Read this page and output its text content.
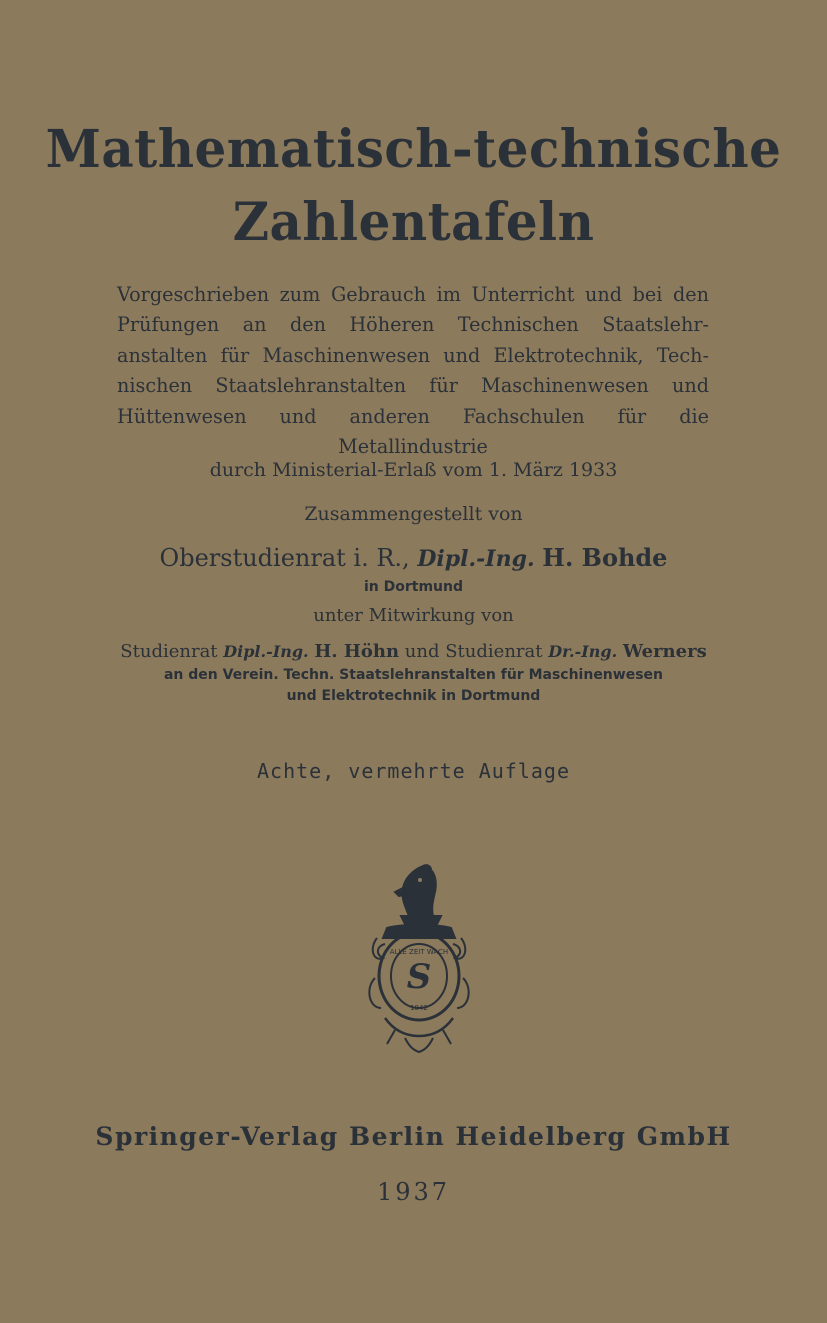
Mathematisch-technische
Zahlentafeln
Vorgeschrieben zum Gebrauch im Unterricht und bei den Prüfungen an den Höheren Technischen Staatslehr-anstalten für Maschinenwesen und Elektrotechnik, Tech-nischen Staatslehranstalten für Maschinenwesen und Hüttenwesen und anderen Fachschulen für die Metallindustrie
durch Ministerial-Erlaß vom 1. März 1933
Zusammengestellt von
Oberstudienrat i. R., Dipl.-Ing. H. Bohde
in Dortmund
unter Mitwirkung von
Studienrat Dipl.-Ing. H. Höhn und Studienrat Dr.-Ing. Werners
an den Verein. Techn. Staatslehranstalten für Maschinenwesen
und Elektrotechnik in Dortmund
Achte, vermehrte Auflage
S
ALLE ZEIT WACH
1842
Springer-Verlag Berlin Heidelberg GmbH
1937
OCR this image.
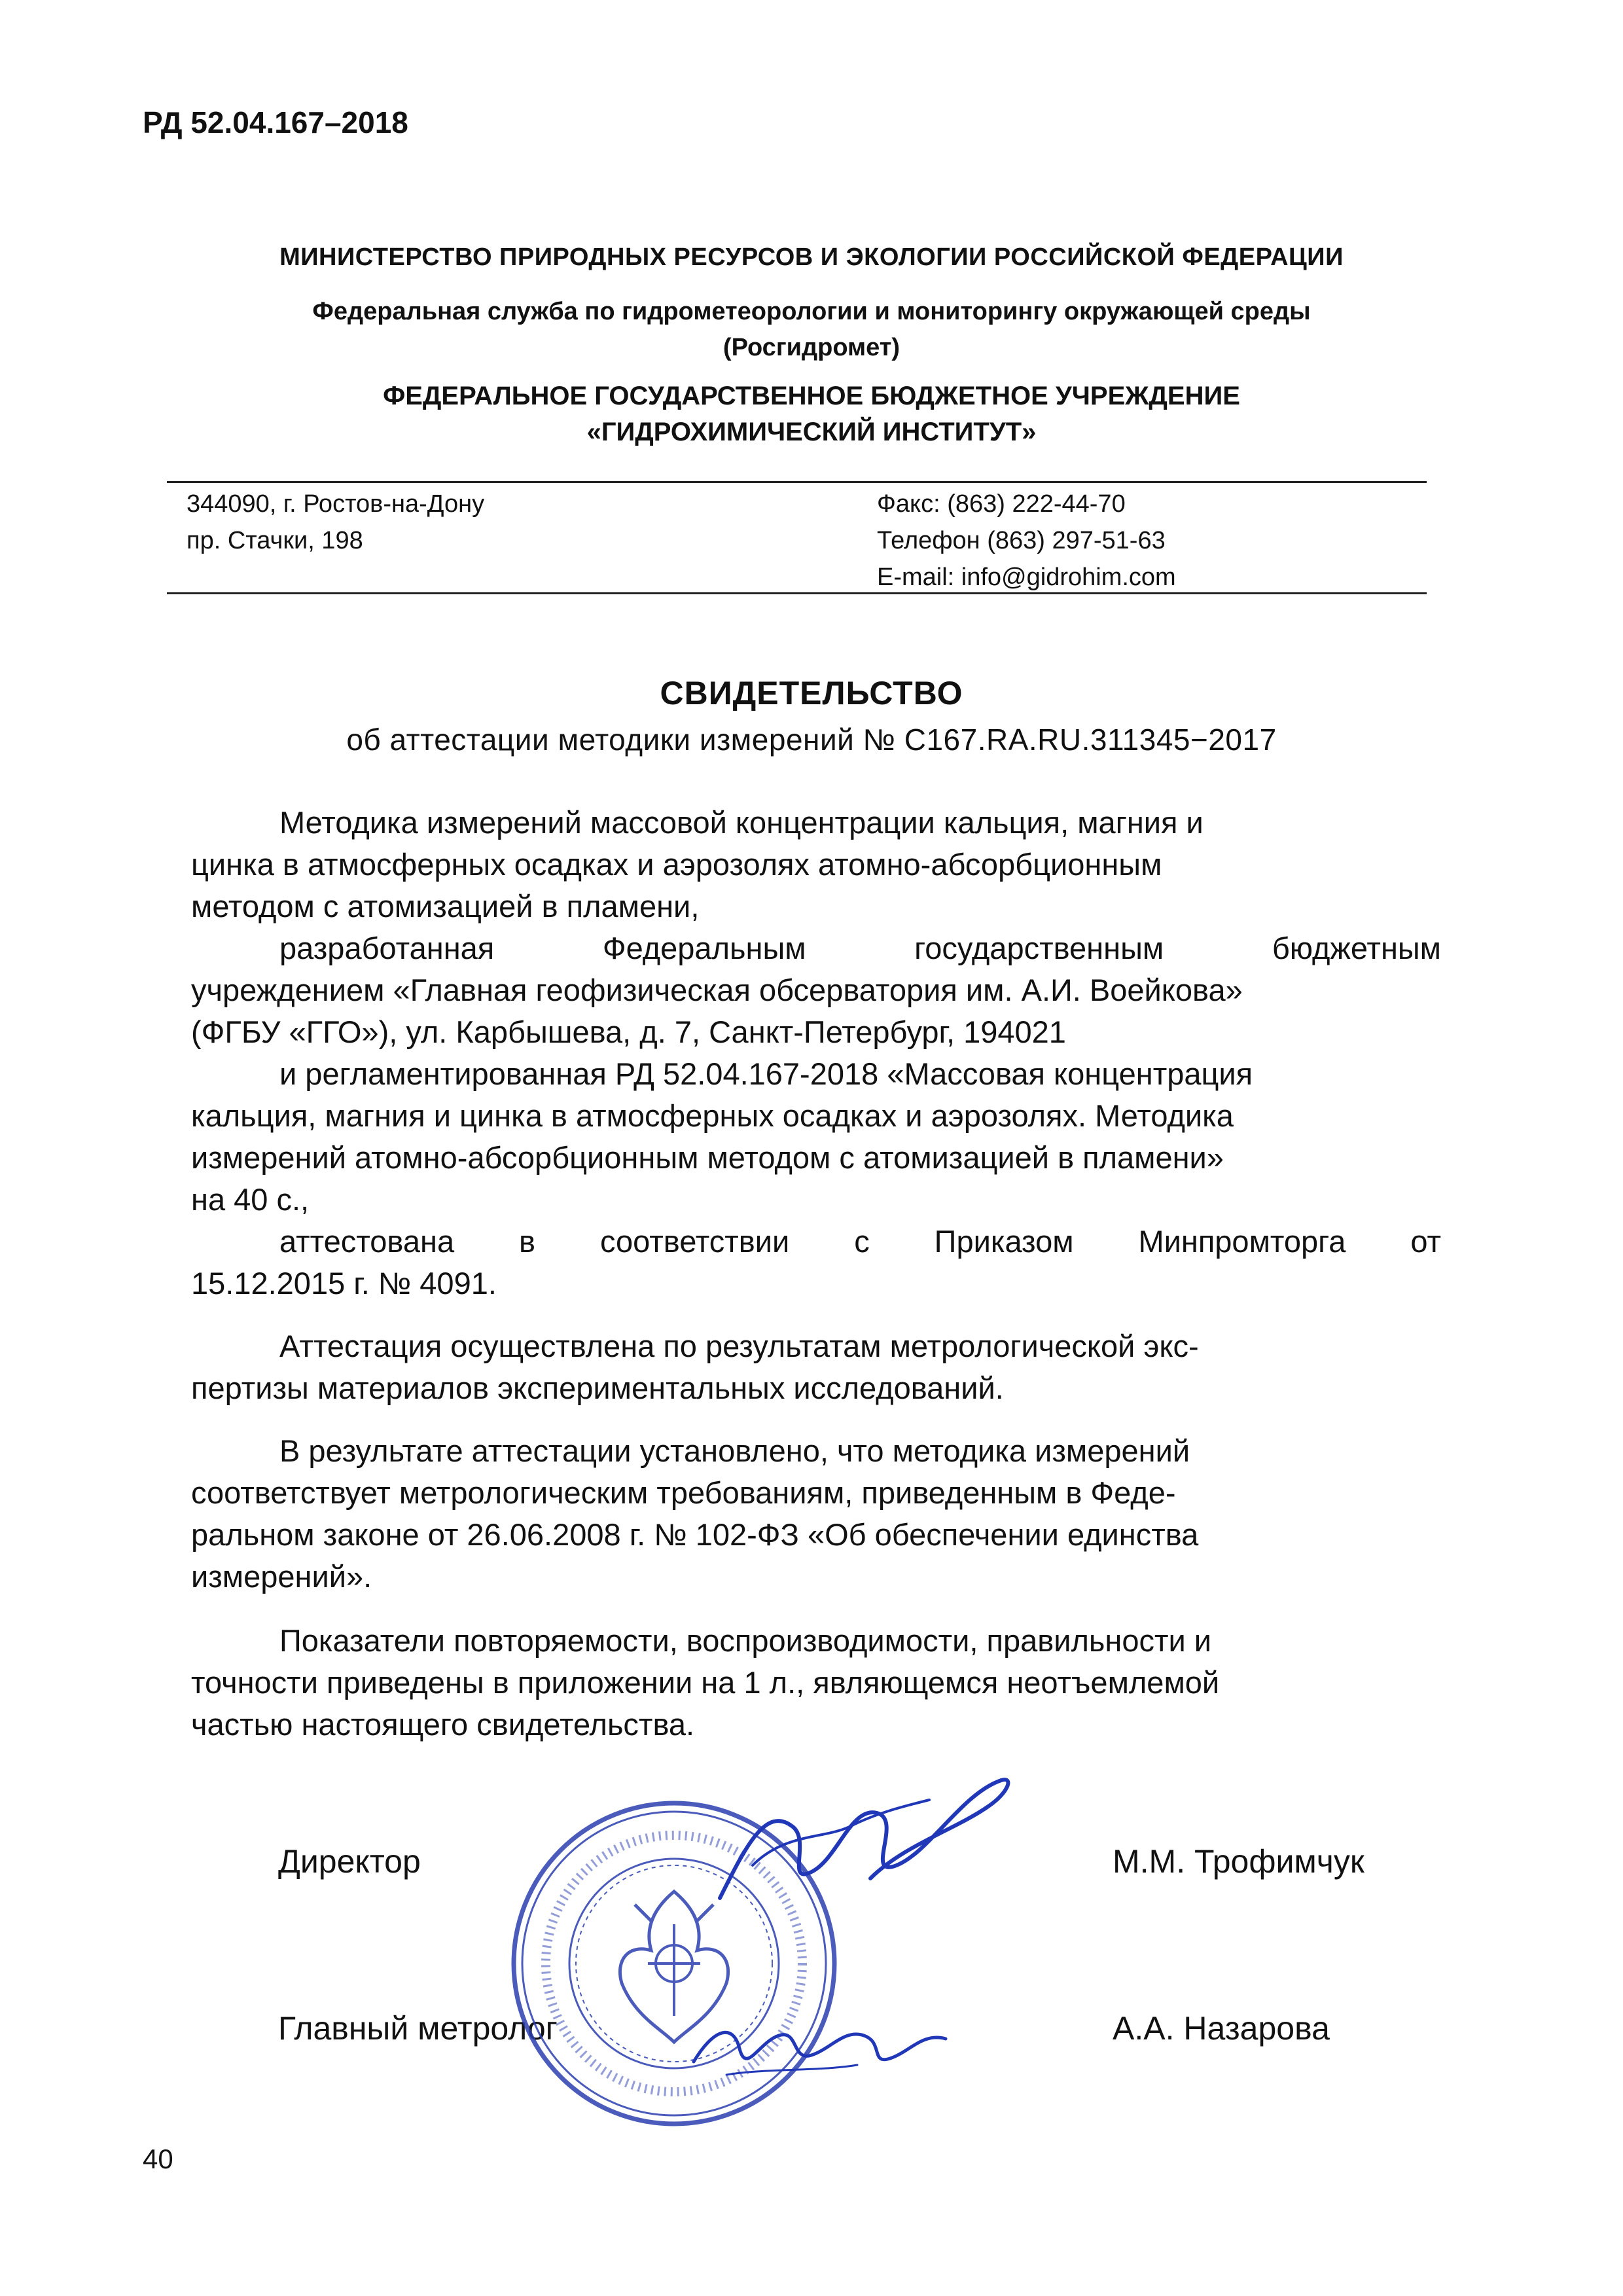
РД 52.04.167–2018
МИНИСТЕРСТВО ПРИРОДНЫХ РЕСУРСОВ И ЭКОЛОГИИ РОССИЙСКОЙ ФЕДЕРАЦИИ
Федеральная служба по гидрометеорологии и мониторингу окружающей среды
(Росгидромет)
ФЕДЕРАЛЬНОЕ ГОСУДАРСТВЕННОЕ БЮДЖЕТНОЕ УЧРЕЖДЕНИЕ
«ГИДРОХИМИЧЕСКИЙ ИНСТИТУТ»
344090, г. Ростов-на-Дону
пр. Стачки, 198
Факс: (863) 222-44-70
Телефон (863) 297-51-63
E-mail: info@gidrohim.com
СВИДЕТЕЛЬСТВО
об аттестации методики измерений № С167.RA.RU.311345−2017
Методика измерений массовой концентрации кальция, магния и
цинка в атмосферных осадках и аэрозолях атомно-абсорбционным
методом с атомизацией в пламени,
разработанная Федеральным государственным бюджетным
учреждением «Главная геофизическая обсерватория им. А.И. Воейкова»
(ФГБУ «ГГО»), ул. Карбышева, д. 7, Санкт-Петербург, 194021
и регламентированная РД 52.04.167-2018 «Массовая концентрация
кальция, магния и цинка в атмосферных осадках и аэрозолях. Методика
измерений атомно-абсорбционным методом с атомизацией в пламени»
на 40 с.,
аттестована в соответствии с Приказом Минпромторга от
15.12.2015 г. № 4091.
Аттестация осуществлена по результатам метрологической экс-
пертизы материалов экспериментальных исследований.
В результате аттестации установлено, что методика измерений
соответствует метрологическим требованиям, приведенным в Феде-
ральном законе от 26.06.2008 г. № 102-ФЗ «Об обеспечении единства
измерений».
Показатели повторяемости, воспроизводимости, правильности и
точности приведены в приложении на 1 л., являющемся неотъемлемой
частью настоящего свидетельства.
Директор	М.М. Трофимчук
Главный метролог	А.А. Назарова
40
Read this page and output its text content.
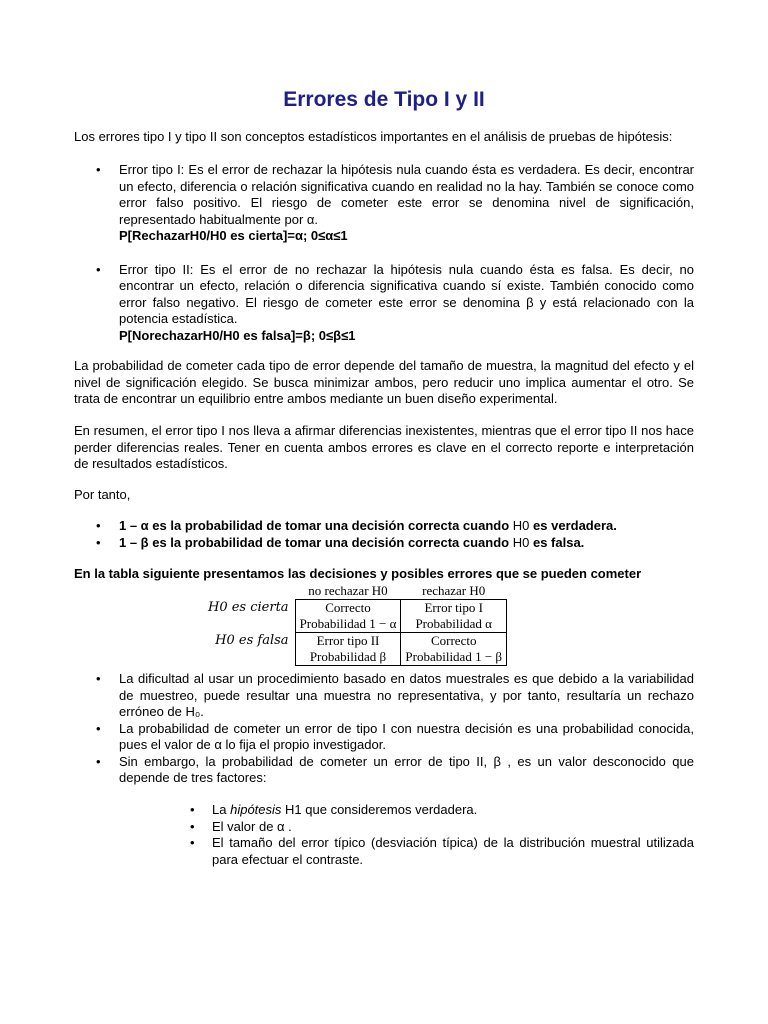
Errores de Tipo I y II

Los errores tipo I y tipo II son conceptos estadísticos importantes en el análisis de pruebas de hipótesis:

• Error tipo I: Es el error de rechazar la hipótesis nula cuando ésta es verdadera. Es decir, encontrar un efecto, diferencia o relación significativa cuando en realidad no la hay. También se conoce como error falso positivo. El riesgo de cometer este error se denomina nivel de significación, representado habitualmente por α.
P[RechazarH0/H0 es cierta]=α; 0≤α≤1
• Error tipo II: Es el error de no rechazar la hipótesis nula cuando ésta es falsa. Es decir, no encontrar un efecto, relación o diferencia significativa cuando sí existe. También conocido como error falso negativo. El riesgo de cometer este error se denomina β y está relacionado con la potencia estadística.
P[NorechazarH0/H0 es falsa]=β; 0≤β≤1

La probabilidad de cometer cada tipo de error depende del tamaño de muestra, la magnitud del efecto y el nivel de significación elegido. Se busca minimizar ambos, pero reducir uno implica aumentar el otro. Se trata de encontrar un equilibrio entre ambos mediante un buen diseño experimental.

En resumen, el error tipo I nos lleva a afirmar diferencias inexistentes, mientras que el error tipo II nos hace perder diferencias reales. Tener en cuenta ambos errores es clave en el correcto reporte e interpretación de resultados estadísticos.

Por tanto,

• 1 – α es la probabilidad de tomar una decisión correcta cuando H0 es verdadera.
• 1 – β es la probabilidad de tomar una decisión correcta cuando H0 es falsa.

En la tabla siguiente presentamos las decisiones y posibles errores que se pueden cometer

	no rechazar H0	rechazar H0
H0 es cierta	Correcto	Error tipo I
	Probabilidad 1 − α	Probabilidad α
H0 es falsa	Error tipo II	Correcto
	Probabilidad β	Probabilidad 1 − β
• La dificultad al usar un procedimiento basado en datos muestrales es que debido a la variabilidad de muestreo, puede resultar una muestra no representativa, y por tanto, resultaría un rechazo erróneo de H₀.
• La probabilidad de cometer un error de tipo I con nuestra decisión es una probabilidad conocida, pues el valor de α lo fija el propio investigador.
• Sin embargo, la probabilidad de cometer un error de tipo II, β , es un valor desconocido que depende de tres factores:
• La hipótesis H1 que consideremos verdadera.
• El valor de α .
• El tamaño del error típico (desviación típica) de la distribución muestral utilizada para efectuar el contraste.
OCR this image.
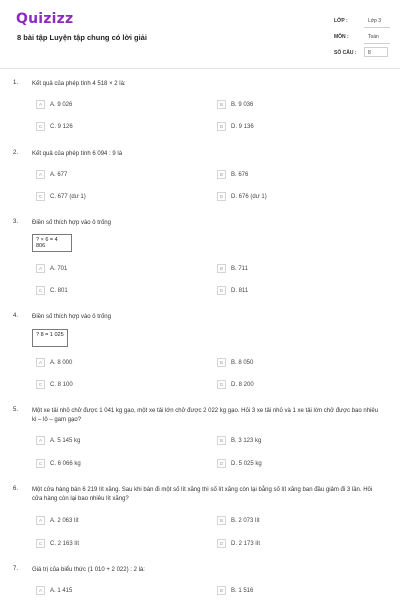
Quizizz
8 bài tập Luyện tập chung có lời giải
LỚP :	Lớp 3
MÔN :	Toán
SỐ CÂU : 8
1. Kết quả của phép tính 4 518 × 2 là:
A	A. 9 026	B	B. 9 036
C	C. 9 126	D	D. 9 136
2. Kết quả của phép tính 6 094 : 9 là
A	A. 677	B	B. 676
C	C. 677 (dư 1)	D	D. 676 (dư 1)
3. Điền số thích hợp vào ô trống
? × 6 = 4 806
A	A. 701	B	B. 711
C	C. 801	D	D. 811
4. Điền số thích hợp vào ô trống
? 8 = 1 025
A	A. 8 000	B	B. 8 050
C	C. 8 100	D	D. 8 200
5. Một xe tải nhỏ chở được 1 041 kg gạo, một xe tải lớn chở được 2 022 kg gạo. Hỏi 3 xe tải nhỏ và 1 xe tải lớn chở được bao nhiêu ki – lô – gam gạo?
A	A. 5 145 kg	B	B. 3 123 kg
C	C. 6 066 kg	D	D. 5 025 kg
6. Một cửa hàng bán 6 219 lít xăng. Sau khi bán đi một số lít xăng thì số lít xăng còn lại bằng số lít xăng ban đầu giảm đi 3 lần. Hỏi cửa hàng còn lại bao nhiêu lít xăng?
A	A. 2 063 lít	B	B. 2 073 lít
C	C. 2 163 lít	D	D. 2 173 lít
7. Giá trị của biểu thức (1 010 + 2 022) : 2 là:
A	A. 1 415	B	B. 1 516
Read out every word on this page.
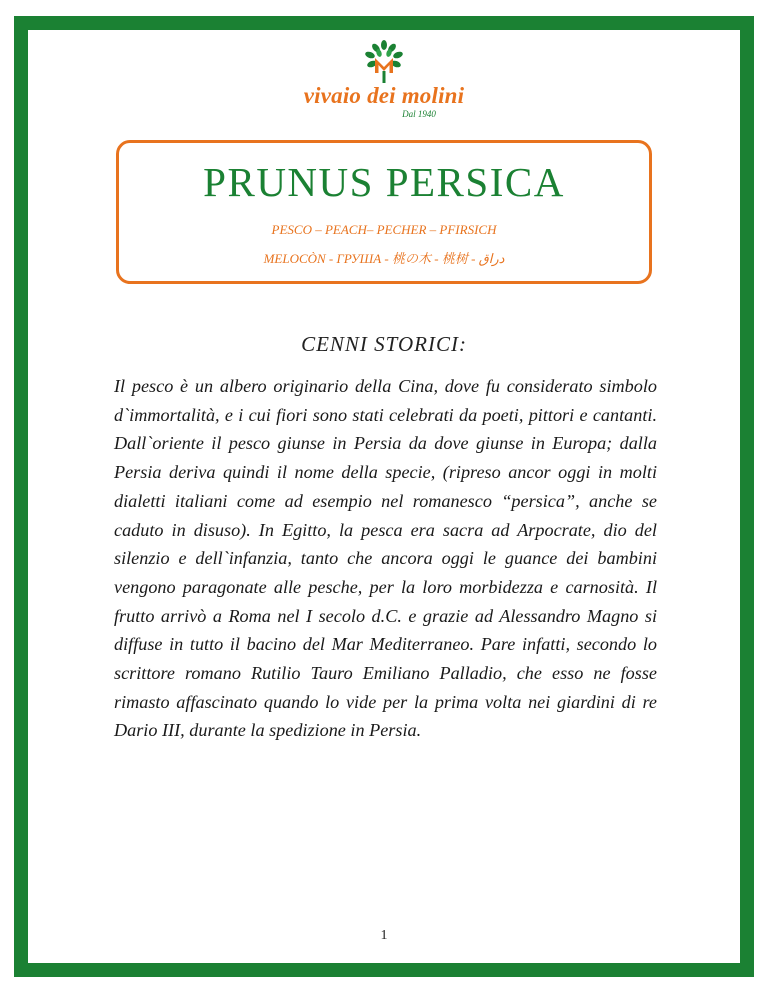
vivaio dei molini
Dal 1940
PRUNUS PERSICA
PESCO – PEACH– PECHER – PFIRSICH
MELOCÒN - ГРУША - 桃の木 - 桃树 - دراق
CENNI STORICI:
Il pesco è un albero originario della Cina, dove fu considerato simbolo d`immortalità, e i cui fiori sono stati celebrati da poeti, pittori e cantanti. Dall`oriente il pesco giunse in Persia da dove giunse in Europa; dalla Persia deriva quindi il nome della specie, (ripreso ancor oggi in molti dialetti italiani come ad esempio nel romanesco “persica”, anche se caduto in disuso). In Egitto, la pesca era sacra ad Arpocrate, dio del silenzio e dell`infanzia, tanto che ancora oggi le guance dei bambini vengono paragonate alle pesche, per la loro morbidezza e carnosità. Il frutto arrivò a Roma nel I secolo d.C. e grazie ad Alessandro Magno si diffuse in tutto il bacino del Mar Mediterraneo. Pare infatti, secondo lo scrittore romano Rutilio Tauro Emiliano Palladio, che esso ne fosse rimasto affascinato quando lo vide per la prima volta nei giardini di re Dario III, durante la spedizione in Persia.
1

_ _ _ _ _

Exercise prompt |
Gather every line from the entries above where the word "cuando" appears, and copy them.

Task result |
• Error tipo I: Es el error de rechazar la hipótesis nula cuando ésta es verdadera. Es decir, encontrar un efecto, diferencia o relación significativa cuando en realidad no la hay. También se conoce como error falso positivo. El riesgo de cometer este error se denomina nivel de significación, representado habitualmente por α.
• Error tipo II: Es el error de no rechazar la hipótesis nula cuando ésta es falsa. Es decir, no encontrar un efecto, relación o diferencia significativa cuando sí existe. También conocido como error falso negativo. El riesgo de cometer este error se denomina β y está relacionado con la potencia estadística.
• 1 – α es la probabilidad de tomar una decisión correcta cuando H0 es verdadera.
• 1 – β es la probabilidad de tomar una decisión correcta cuando H0 es falsa.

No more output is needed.